-- Begin Input material --

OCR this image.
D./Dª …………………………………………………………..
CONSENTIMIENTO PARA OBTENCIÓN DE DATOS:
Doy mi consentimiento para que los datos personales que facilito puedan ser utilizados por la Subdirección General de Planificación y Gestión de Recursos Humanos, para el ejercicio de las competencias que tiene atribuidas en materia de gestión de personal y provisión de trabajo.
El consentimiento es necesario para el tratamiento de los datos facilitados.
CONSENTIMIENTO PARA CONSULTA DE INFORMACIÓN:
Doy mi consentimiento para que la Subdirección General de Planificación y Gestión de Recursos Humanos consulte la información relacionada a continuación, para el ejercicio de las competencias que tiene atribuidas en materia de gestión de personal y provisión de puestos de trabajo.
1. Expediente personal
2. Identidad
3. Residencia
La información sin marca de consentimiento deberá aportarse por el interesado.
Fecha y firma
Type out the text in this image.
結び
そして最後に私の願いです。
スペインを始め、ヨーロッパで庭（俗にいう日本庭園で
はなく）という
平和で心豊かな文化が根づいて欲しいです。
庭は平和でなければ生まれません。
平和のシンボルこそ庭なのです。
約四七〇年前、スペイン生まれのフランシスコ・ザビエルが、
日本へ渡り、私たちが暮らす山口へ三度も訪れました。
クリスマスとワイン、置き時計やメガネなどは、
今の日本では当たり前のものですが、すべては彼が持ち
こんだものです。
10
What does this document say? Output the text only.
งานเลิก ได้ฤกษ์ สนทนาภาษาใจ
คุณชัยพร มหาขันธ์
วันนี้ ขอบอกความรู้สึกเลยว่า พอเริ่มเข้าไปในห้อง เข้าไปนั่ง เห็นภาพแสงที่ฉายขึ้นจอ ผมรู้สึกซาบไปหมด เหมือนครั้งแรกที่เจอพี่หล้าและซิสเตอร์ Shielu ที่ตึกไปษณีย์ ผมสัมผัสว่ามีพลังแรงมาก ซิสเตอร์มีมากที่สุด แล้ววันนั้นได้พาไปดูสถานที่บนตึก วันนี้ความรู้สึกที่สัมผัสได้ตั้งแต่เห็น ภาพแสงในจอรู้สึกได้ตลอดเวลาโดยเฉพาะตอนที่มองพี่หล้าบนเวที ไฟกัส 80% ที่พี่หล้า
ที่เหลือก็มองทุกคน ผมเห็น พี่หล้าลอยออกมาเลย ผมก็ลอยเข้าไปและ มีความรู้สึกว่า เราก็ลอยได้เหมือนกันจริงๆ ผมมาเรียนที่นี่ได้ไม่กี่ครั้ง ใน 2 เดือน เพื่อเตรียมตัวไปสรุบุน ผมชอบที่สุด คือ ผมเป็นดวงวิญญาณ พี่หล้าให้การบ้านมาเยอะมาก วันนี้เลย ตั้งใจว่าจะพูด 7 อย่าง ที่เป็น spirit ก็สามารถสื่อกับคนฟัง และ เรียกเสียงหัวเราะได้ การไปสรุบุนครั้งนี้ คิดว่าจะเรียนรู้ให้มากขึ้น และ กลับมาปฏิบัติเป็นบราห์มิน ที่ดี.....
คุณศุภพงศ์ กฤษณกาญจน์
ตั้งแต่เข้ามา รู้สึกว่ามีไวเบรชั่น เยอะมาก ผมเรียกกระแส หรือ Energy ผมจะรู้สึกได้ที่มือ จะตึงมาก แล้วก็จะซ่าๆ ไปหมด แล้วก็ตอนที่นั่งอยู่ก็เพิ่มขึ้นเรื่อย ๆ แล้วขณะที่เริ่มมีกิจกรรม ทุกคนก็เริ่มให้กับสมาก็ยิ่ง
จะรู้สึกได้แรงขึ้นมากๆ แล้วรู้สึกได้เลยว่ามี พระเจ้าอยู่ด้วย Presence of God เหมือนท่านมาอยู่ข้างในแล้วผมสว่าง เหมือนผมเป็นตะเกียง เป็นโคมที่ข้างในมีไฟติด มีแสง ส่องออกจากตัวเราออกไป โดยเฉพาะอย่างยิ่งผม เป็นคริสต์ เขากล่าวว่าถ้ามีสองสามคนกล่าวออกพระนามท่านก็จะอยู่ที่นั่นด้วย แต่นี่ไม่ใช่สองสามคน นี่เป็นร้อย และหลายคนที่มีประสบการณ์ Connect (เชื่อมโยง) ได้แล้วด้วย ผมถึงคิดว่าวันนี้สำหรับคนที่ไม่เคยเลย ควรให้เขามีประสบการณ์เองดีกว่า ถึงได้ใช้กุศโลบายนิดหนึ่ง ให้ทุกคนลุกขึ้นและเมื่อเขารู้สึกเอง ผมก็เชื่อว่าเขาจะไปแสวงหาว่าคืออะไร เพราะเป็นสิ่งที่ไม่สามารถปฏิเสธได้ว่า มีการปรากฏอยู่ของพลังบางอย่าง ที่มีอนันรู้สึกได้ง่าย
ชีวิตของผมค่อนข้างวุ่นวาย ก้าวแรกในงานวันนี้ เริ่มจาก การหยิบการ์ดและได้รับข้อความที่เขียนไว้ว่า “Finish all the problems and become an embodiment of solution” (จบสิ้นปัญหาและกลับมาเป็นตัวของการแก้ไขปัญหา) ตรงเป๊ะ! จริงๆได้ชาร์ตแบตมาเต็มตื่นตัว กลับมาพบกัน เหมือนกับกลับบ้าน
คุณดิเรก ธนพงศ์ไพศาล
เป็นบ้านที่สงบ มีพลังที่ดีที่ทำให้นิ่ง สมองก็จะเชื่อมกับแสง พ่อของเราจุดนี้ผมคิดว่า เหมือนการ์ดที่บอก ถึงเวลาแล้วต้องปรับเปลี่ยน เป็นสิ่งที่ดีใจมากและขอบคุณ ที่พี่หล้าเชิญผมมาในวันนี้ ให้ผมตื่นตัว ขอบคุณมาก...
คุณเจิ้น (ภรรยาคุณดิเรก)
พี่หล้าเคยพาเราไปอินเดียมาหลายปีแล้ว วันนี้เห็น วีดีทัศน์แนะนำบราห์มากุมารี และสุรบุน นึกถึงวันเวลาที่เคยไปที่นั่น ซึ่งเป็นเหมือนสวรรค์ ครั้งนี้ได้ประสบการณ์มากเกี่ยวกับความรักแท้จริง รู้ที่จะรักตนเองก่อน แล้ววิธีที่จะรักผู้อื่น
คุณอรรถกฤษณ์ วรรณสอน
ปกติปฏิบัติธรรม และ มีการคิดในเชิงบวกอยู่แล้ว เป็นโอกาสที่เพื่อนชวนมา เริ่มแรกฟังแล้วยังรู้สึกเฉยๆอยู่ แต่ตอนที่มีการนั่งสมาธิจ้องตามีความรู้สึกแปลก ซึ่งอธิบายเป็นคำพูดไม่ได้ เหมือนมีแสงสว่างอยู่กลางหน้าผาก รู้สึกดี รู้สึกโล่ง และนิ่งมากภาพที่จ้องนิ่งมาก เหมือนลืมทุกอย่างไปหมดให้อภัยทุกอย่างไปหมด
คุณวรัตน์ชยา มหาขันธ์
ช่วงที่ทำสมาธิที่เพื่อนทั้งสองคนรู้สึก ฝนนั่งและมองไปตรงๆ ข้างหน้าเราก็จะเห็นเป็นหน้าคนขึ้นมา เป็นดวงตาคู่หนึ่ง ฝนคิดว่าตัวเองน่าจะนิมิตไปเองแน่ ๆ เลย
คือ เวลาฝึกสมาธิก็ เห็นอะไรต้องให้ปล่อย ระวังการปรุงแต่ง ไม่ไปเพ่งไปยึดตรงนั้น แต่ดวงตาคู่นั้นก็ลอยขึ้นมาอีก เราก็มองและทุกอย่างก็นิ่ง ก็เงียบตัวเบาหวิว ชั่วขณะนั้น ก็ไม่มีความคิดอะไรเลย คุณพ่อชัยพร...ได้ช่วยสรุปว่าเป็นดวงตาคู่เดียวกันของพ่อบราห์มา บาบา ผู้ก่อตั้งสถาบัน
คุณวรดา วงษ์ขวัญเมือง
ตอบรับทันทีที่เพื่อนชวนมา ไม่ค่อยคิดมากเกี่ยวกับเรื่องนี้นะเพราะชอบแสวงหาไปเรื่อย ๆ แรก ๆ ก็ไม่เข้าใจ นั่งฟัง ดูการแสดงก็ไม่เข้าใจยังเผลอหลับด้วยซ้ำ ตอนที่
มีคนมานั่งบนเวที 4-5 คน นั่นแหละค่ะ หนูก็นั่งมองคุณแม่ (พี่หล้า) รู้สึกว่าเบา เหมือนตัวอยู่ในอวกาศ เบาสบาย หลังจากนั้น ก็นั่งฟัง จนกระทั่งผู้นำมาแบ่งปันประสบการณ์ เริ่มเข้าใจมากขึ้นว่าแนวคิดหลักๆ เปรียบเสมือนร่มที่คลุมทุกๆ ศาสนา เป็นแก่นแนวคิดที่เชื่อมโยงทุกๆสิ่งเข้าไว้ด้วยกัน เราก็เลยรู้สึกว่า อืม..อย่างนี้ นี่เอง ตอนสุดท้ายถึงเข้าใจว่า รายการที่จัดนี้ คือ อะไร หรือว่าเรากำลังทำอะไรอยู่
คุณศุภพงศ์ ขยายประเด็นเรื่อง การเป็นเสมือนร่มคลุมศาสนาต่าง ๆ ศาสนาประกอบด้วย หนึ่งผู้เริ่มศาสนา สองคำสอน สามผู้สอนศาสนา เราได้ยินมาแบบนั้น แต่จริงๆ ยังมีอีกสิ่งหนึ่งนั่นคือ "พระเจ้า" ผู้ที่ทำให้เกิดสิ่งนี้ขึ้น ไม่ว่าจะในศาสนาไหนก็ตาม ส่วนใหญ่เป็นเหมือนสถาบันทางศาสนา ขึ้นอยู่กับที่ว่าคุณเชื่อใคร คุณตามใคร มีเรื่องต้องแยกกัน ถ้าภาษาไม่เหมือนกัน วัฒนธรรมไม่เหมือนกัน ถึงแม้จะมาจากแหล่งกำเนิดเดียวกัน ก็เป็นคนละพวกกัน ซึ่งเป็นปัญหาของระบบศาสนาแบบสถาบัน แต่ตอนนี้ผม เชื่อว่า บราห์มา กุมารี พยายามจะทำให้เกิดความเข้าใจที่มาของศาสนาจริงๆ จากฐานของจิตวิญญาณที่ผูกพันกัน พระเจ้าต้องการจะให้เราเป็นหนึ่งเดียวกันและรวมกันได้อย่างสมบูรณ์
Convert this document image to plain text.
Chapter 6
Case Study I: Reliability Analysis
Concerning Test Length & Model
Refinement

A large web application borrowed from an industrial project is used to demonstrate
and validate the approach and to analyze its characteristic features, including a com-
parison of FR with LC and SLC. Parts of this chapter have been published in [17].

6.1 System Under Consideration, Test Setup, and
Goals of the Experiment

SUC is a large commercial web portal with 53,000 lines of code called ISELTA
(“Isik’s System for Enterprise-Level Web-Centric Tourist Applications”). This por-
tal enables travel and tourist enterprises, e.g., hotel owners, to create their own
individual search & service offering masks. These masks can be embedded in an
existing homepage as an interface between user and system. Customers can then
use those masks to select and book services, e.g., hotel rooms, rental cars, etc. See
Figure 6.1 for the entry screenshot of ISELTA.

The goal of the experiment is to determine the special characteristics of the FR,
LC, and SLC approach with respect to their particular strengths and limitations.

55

-- End Input material --

• The problem:
Look through the data above. Copy every line with the string "approach" in it.

• Expected answer:
and validate the approach and to analyze its characteristic features, including a com-
LC, and SLC approach with respect to their particular strengths and limitations.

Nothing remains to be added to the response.